• **INSTRUCTION**: Return the count of lines with the string "Anschlusshäuser" in them, and nothing else.

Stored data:
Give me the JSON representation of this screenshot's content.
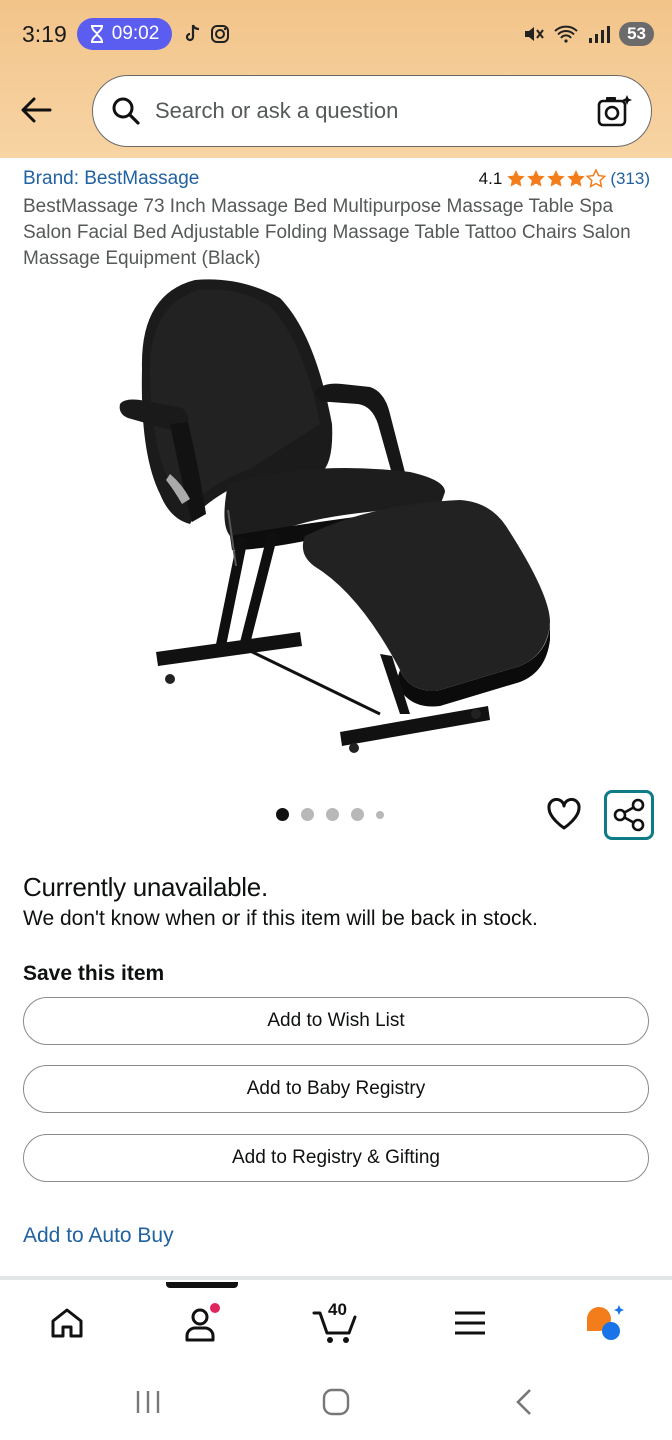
{
  "status_bar": {
    "time": "3:19",
    "timer": "09:02",
    "battery": "53"
  },
  "search": {
    "placeholder": "Search or ask a question"
  },
  "product": {
    "brand": "Brand: BestMassage",
    "rating_value": "4.1",
    "rating_stars": 4.1,
    "rating_count": "(313)",
    "title": "BestMassage 73 Inch Massage Bed Multipurpose Massage Table Spa Salon Facial Bed Adjustable Folding Massage Table Tattoo Chairs Salon Massage Equipment (Black)",
    "image_count": 5,
    "active_image_index": 0
  },
  "availability": {
    "heading": "Currently unavailable.",
    "message": "We don't know when or if this item will be back in stock."
  },
  "save_section": {
    "heading": "Save this item",
    "buttons": [
      "Add to Wish List",
      "Add to Baby Registry",
      "Add to Registry & Gifting"
    ],
    "auto_buy_link": "Add to Auto Buy"
  },
  "bottom_nav": {
    "items": [
      "home-icon",
      "account-icon",
      "cart-icon",
      "menu-icon",
      "rufus-icon"
    ],
    "cart_count": "40",
    "active": "account-icon"
  },
  "colors": {
    "header_bg": "#f2c48a",
    "link": "#2162a1",
    "star": "#f27d1a",
    "share_border": "#0e7c86",
    "timer_pill": "#5b5cf0"
  }
}
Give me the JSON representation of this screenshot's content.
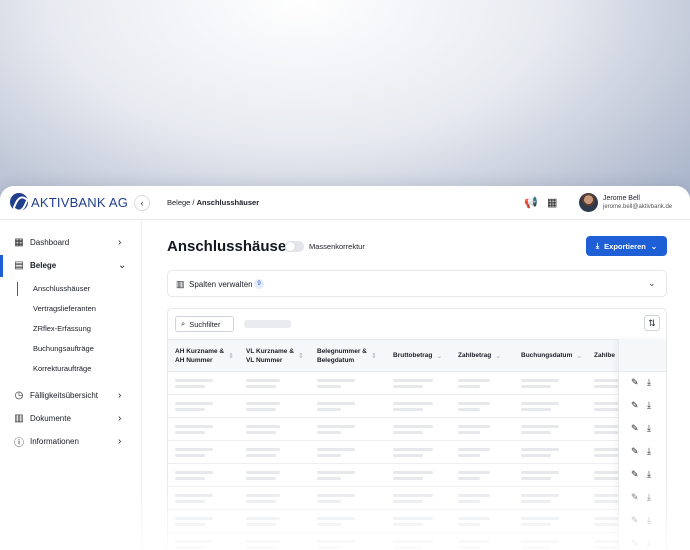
{
  "brand": {
    "name": "AKTIVBANK AG",
    "color": "#1f3f8c",
    "accent": "#1f5fd6"
  },
  "header": {
    "collapse_icon": "chevron-left-icon",
    "collapse_glyph": "‹",
    "breadcrumb_parent": "Belege /",
    "breadcrumb_current": "Anschlusshäuser",
    "announce_glyph": "📢",
    "calendar_glyph": "▦",
    "user": {
      "name": "Jerome Bell",
      "email": "jerome.bell@aktivbank.de"
    }
  },
  "sidebar": {
    "items": [
      {
        "label": "Dashboard",
        "icon": "grid-icon",
        "glyph": "▦",
        "chevron": "›"
      },
      {
        "label": "Belege",
        "icon": "receipt-icon",
        "glyph": "▤",
        "chevron": "⌄"
      },
      {
        "label": "Fälligkeitsübersicht",
        "icon": "clock-icon",
        "glyph": "◷",
        "chevron": "›"
      },
      {
        "label": "Dokumente",
        "icon": "document-icon",
        "glyph": "▥",
        "chevron": "›"
      },
      {
        "label": "Informationen",
        "icon": "info-icon",
        "glyph": "ⓘ",
        "chevron": "›"
      }
    ],
    "sub_items": [
      "Anschlusshäuser",
      "Vertragslieferanten",
      "ZRflex-Erfassung",
      "Buchungsaufträge",
      "Korrekturaufträge"
    ]
  },
  "main": {
    "title": "Anschlusshäuser",
    "toggle_label": "Massenkorrektur",
    "export_label": "Exportieren",
    "export_icon": "⤓",
    "export_chevron": "⌄",
    "columns_label": "Spalten verwalten",
    "columns_count": "9",
    "columns_chevron": "⌄",
    "search_label": "Suchfilter",
    "search_icon": "⌕",
    "sort_glyph": "⇅",
    "table_headers": [
      {
        "l1": "AH Kurzname &",
        "l2": "AH Nummer"
      },
      {
        "l1": "VL Kurzname &",
        "l2": "VL Nummer"
      },
      {
        "l1": "Belegnummer &",
        "l2": "Belegdatum"
      },
      {
        "l1": "Bruttobetrag",
        "l2": ""
      },
      {
        "l1": "Zahlbetrag",
        "l2": ""
      },
      {
        "l1": "Buchungsdatum",
        "l2": ""
      },
      {
        "l1": "Zahlbe",
        "l2": ""
      }
    ],
    "row_actions": {
      "edit": "✎",
      "download": "⤓"
    }
  }
}
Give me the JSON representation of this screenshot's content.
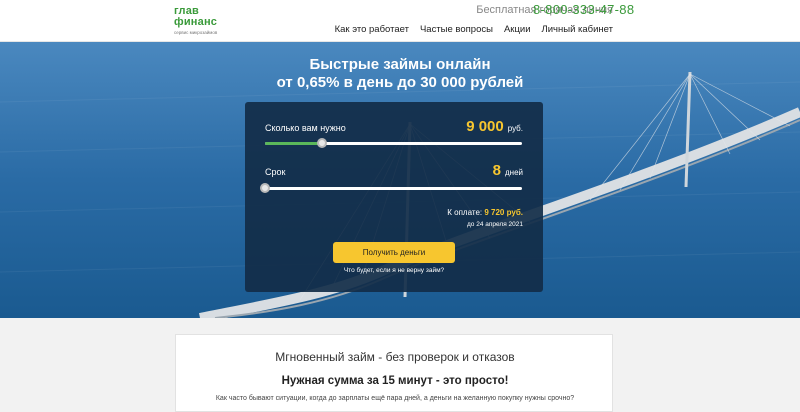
{
  "header": {
    "logo_line1": "глав",
    "logo_line2": "финанс",
    "logo_sub": "сервис микрозаймов",
    "hotline_label": "Бесплатная горячая линия",
    "phone": "8-800-333-47-88",
    "nav": [
      {
        "label": "Как это работает"
      },
      {
        "label": "Частые вопросы"
      },
      {
        "label": "Акции"
      },
      {
        "label": "Личный кабинет"
      }
    ]
  },
  "hero": {
    "title_line1": "Быстрые займы онлайн",
    "title_line2": "от 0,65% в день до 30 000 рублей"
  },
  "calculator": {
    "amount_label": "Сколько вам нужно",
    "amount_value": "9 000",
    "amount_unit": "руб.",
    "amount_fraction": 0.22,
    "term_label": "Срок",
    "term_value": "8",
    "term_unit": "дней",
    "term_fraction": 0.0,
    "pay_label": "К оплате:",
    "pay_amount": "9 720 руб.",
    "due_date": "до 24 апреля 2021",
    "cta_label": "Получить деньги",
    "faq_link": "Что будет, если я не верну займ?"
  },
  "content": {
    "title": "Мгновенный займ - без проверок и отказов",
    "subtitle": "Нужная сумма за 15 минут - это просто!",
    "text": "Как часто бывают ситуации, когда до зарплаты ещё пара дней, а деньги на желанную покупку нужны срочно?"
  },
  "colors": {
    "brand_green": "#3a9a3a",
    "accent_yellow": "#f7c62f",
    "panel_bg": "#122d48"
  }
}
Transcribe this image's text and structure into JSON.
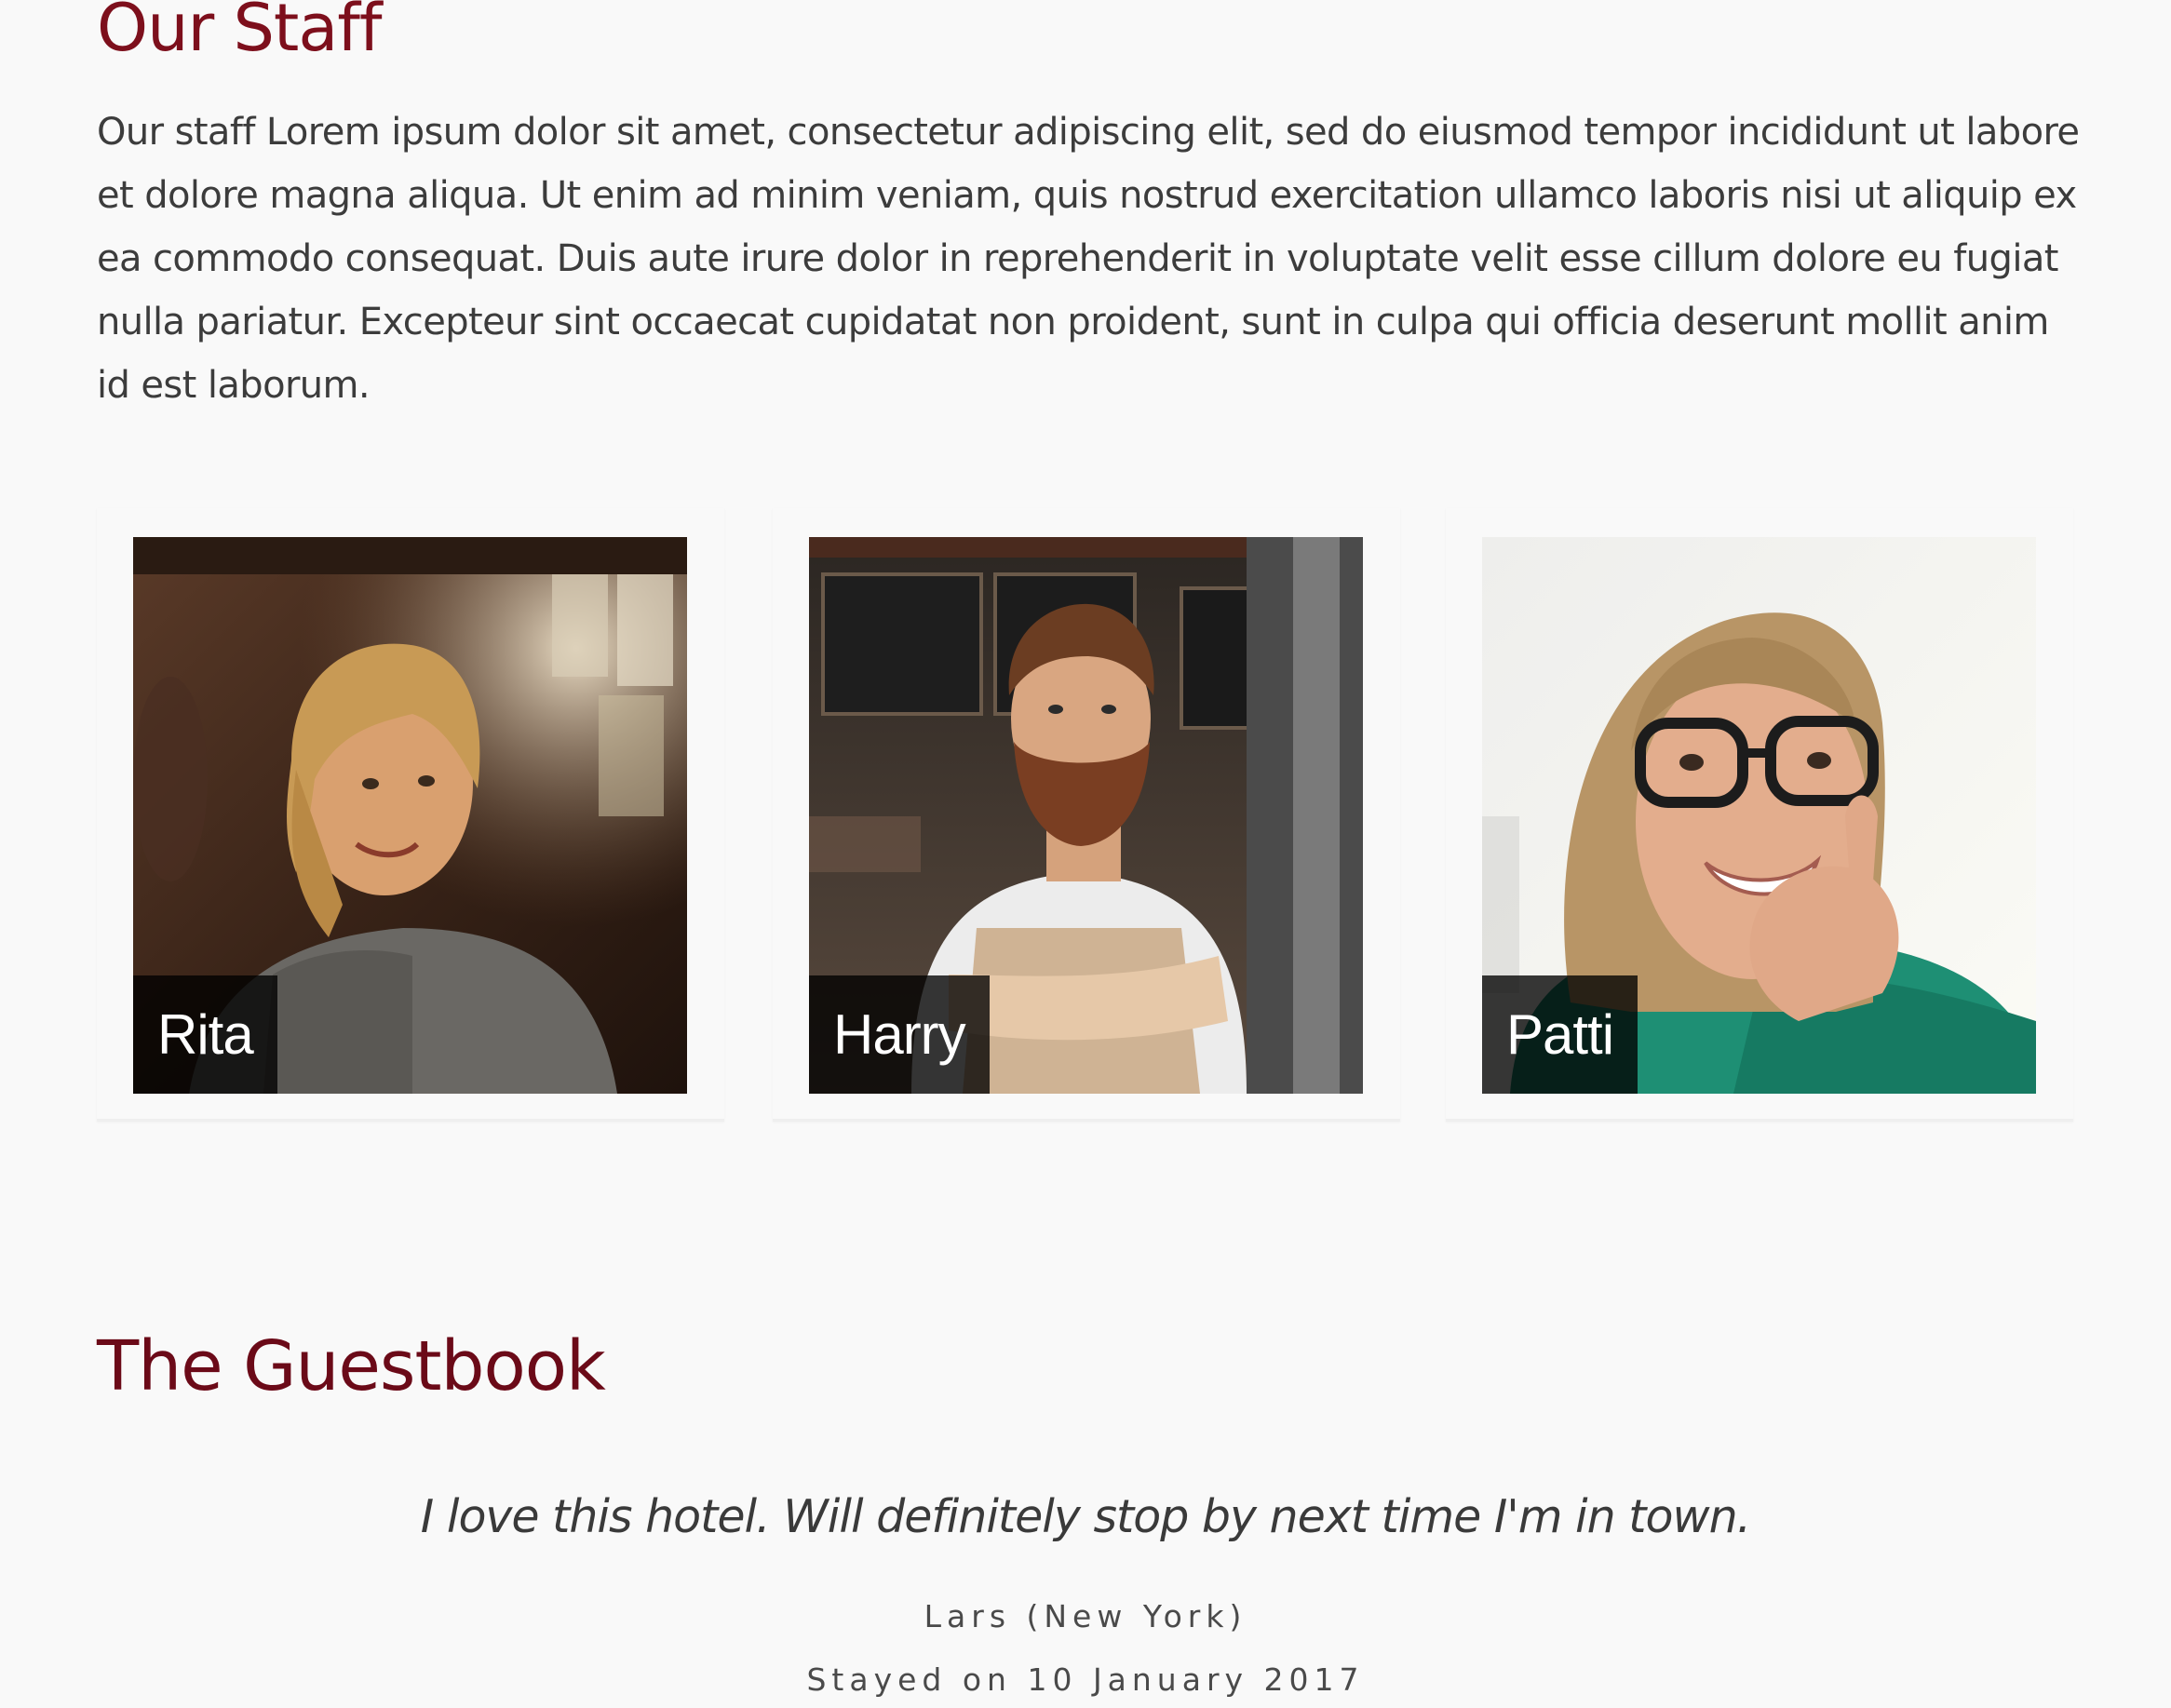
{
  "staff": {
    "heading": "Our Staff",
    "intro": "Our staff Lorem ipsum dolor sit amet, consectetur adipiscing elit, sed do eiusmod tempor incididunt ut labore et dolore magna aliqua. Ut enim ad minim veniam, quis nostrud exercitation ullamco laboris nisi ut aliquip ex ea commodo consequat. Duis aute irure dolor in reprehenderit in voluptate velit esse cillum dolore eu fugiat nulla pariatur. Excepteur sint occaecat cupidatat non proident, sunt in culpa qui officia deserunt mollit anim id est laborum.",
    "members": [
      {
        "name": "Rita"
      },
      {
        "name": "Harry"
      },
      {
        "name": "Patti"
      }
    ]
  },
  "guestbook": {
    "heading": "The Guestbook",
    "entries": [
      {
        "quote": "I love this hotel. Will definitely stop by next time I'm in town.",
        "author": "Lars (New York)",
        "stayed": "Stayed on 10 January 2017"
      }
    ]
  },
  "colors": {
    "heading": "#7d0f1c",
    "background": "#f9f9f9",
    "body_text": "#3c3c3c",
    "name_tag_bg": "#000000"
  }
}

• **WRITTEN SOLUTION**: 3